→ THE REQUEST: Show all lines that include the string "Dashboard"; copy each one.

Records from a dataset
________________

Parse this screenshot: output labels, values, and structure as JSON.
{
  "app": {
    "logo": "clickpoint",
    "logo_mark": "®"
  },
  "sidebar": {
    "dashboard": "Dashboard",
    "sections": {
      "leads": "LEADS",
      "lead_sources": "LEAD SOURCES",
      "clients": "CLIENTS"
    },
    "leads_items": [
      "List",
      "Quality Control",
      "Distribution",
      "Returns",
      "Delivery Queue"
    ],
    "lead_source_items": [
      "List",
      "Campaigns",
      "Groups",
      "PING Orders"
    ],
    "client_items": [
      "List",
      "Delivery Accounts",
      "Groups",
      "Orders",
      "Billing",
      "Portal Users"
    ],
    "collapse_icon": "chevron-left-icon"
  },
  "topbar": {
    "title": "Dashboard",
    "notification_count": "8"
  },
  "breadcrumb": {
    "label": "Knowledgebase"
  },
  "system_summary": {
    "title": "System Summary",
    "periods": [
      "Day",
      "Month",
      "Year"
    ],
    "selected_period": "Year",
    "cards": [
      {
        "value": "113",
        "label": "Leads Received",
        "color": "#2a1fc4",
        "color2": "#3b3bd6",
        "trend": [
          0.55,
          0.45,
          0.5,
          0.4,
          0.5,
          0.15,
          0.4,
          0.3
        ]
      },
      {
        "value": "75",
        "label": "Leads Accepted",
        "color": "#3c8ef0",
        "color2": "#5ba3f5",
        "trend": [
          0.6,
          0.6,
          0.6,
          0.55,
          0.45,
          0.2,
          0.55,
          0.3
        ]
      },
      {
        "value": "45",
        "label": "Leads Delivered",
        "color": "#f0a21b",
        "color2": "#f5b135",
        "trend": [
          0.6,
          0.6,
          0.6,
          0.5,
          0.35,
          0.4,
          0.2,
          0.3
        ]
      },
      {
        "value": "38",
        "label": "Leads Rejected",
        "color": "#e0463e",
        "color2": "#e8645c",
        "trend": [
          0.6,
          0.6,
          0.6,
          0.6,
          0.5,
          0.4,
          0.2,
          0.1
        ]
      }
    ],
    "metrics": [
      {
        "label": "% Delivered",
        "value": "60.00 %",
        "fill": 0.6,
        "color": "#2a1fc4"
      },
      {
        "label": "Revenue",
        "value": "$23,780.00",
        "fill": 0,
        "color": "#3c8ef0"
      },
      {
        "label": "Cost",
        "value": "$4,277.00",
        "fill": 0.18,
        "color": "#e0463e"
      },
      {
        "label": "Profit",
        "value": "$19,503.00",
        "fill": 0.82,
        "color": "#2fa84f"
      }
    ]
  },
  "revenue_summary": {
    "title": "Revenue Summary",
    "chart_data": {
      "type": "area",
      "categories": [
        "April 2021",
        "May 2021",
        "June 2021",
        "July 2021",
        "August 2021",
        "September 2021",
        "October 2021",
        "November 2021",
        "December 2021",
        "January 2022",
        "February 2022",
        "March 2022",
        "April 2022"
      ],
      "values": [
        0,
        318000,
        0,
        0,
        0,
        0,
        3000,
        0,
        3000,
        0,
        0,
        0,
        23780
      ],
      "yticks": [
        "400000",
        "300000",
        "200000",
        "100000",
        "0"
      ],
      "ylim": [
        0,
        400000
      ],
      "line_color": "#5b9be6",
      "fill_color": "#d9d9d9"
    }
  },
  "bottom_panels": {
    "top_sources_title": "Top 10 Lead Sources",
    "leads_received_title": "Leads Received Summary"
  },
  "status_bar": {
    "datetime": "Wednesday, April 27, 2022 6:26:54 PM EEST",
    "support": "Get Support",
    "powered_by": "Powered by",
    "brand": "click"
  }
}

________________

→ SOLUTION TO THE PROBLEM:
    "dashboard": "Dashboard",
    "title": "Dashboard",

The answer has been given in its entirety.